AVAILABLE RECORDS →

>>>>

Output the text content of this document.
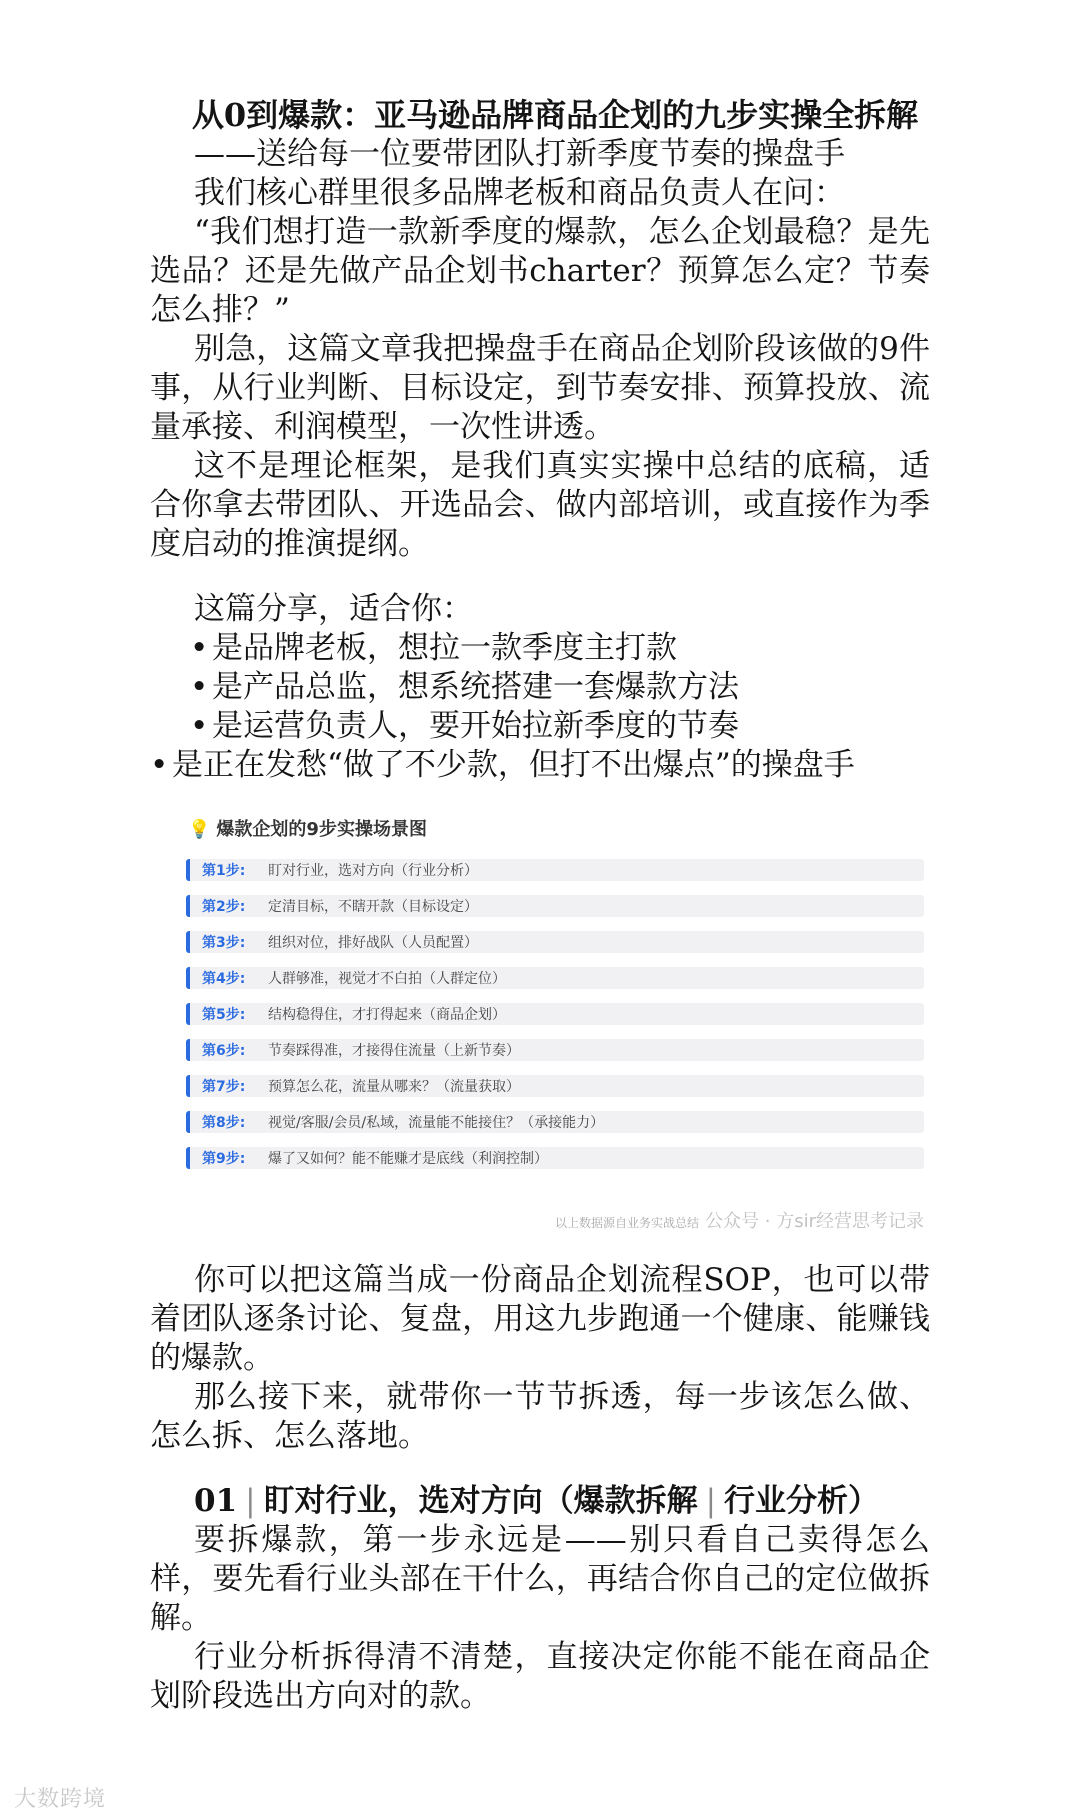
从0到爆款：亚马逊品牌商品企划的九步实操全拆解

——送给每一位要带团队打新季度节奏的操盘手

我们核心群里很多品牌老板和商品负责人在问：

“我们想打造一款新季度的爆款，怎么企划最稳？是先选品？还是先做产品企划书charter？预算怎么定？节奏怎么排？”

别急，这篇文章我把操盘手在商品企划阶段该做的9件事，从行业判断、目标设定，到节奏安排、预算投放、流量承接、利润模型，一次性讲透。

这不是理论框架，是我们真实实操中总结的底稿，适合你拿去带团队、开选品会、做内部培训，或直接作为季度启动的推演提纲。

这篇分享，适合你：

• 是品牌老板，想拉一款季度主打款
• 是产品总监，想系统搭建一套爆款方法
• 是运营负责人，要开始拉新季度的节奏
• 是正在发愁“做了不少款，但打不出爆点”的操盘手
💡 爆款企划的9步实操场景图
第1步:	盯对行业，选对方向（行业分析）
第2步:	定清目标，不瞎开款（目标设定）
第3步:	组织对位，排好战队（人员配置）
第4步:	人群够准，视觉才不白拍（人群定位）
第5步:	结构稳得住，才打得起来（商品企划）
第6步:	节奏踩得准，才接得住流量（上新节奏）
第7步:	预算怎么花，流量从哪来？（流量获取）
第8步:	视觉/客服/会员/私域，流量能不能接住？（承接能力）
第9步:	爆了又如何？能不能赚才是底线（利润控制）
以上数据源自业务实战总结 公众号 · 方sir经营思考记录

你可以把这篇当成一份商品企划流程SOP，也可以带着团队逐条讨论、复盘，用这九步跑通一个健康、能赚钱的爆款。

那么接下来，就带你一节节拆透，每一步该怎么做、怎么拆、怎么落地。

01 | 盯对行业，选对方向（爆款拆解 | 行业分析）

要拆爆款，第一步永远是——别只看自己卖得怎么样，要先看行业头部在干什么，再结合你自己的定位做拆解。

行业分析拆得清不清楚，直接决定你能不能在商品企划阶段选出方向对的款。

大数跨境
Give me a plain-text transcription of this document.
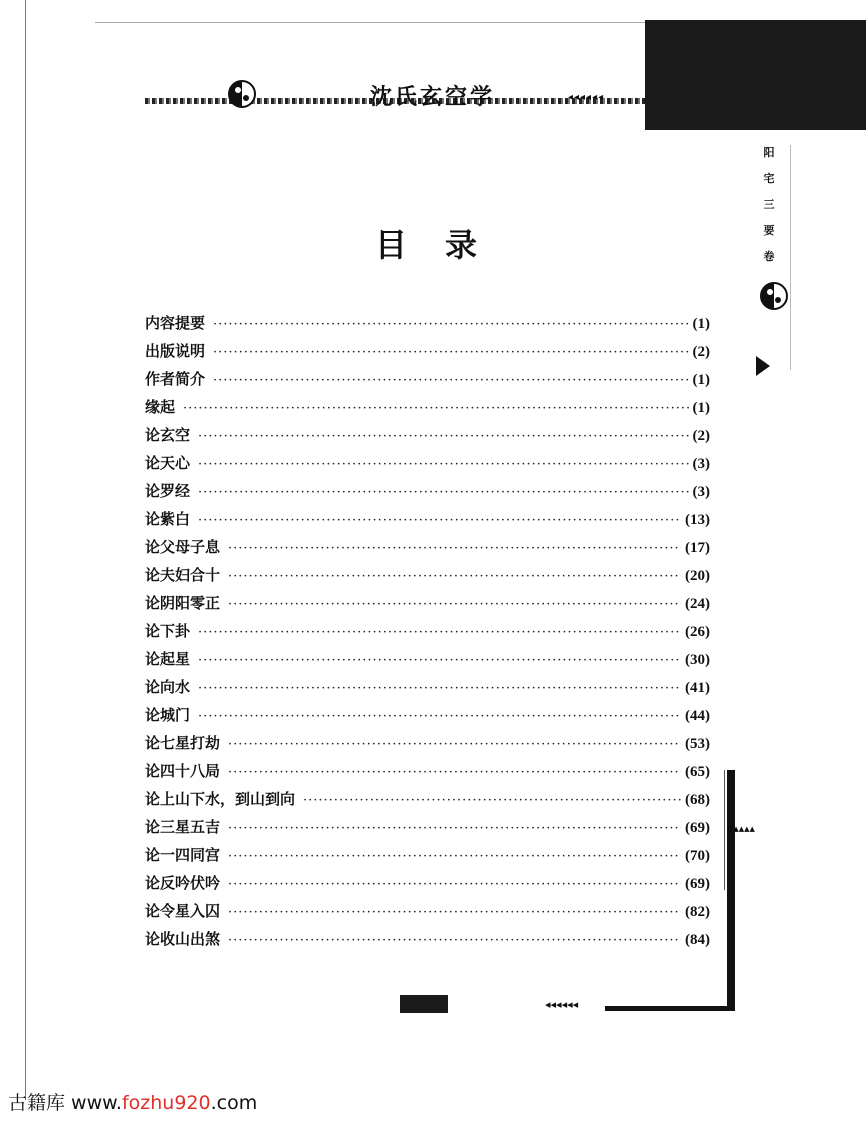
沈氏玄空学	◂◂◂◂◂◂
阳
宅
三
要
卷
目录
内容提要 ·····	(1)
出版说明 ·····	(2)
作者简介 ·····	(1)
缘起 ·····	(1)
论玄空 ·····	(2)
论天心 ·····	(3)
论罗经 ·····	(3)
论紫白 ·····	(13)
论父母子息 ·····	(17)
论夫妇合十 ·····	(20)
论阴阳零正 ·····	(24)
论下卦 ·····	(26)
论起星 ·····	(30)
论向水 ·····	(41)
论城门 ·····	(44)
论七星打劫 ·····	(53)
论四十八局 ·····	(65)
论上山下水，到山到向 ·····	(68)
论三星五吉 ·····	(69)
论一四同宫 ·····	(70)
论反吟伏吟 ·····	(69)
论令星入囚 ·····	(82)
论收山出煞 ·····	(84)
▲▲▲▲▲
◂◂◂◂◂◂
古籍库 www.fozhu920.com
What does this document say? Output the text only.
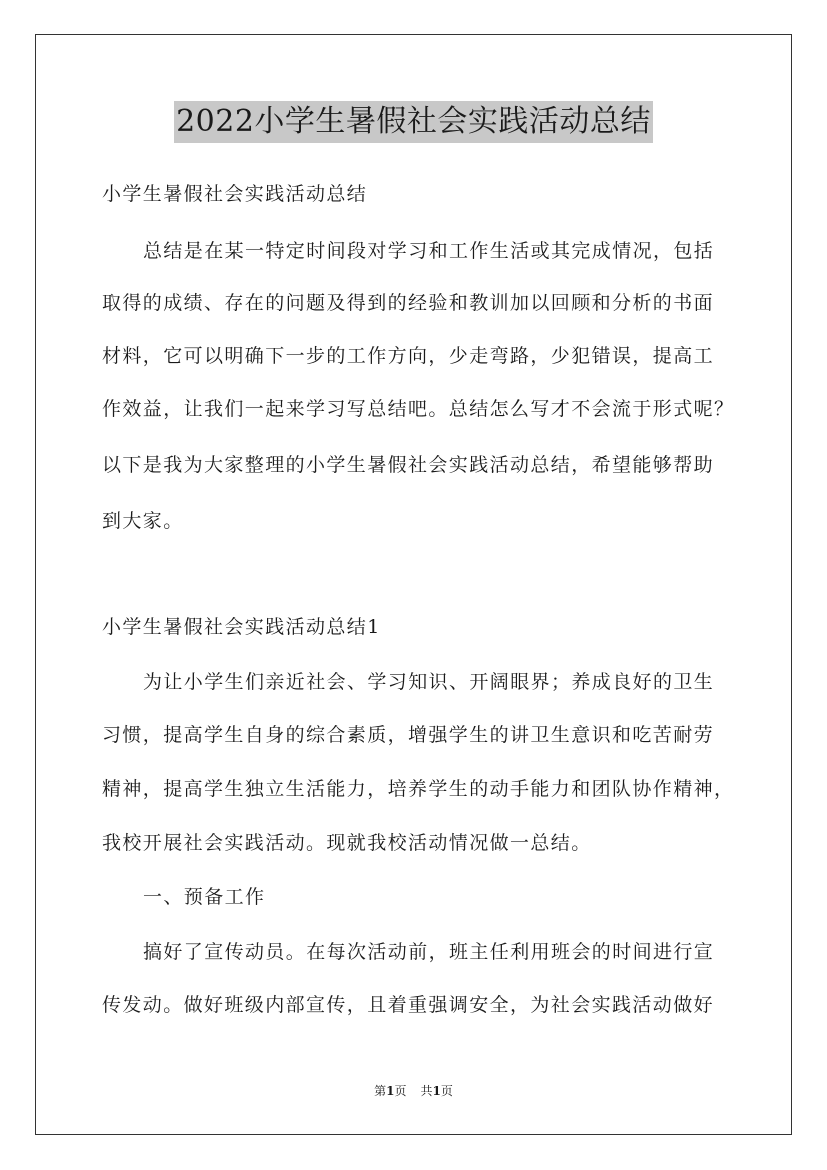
2022小学生暑假社会实践活动总结
小学生暑假社会实践活动总结
总结是在某一特定时间段对学习和工作生活或其完成情况，包括
取得的成绩、存在的问题及得到的经验和教训加以回顾和分析的书面
材料，它可以明确下一步的工作方向，少走弯路，少犯错误，提高工
作效益，让我们一起来学习写总结吧。总结怎么写才不会流于形式呢？
以下是我为大家整理的小学生暑假社会实践活动总结，希望能够帮助
到大家。
小学生暑假社会实践活动总结1
为让小学生们亲近社会、学习知识、开阔眼界；养成良好的卫生
习惯，提高学生自身的综合素质，增强学生的讲卫生意识和吃苦耐劳
精神，提高学生独立生活能力，培养学生的动手能力和团队协作精神，
我校开展社会实践活动。现就我校活动情况做一总结。
一、预备工作
搞好了宣传动员。在每次活动前，班主任利用班会的时间进行宣
传发动。做好班级内部宣传，且着重强调安全，为社会实践活动做好
第1页 共1页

<<<<

EXERCISE REQUIREMENTS →
Write out exactly the lines from the one that contains "What does this" through the last line of the data above, both included. Leave every picture out.

EXERCISE RESULT →
What does this document say? Output the text only.
2022小学生暑假社会实践活动总结
小学生暑假社会实践活动总结
总结是在某一特定时间段对学习和工作生活或其完成情况，包括
取得的成绩、存在的问题及得到的经验和教训加以回顾和分析的书面
材料，它可以明确下一步的工作方向，少走弯路，少犯错误，提高工
作效益，让我们一起来学习写总结吧。总结怎么写才不会流于形式呢？
以下是我为大家整理的小学生暑假社会实践活动总结，希望能够帮助
到大家。
小学生暑假社会实践活动总结1
为让小学生们亲近社会、学习知识、开阔眼界；养成良好的卫生
习惯，提高学生自身的综合素质，增强学生的讲卫生意识和吃苦耐劳
精神，提高学生独立生活能力，培养学生的动手能力和团队协作精神，
我校开展社会实践活动。现就我校活动情况做一总结。
一、预备工作
搞好了宣传动员。在每次活动前，班主任利用班会的时间进行宣
传发动。做好班级内部宣传，且着重强调安全，为社会实践活动做好
第1页 共1页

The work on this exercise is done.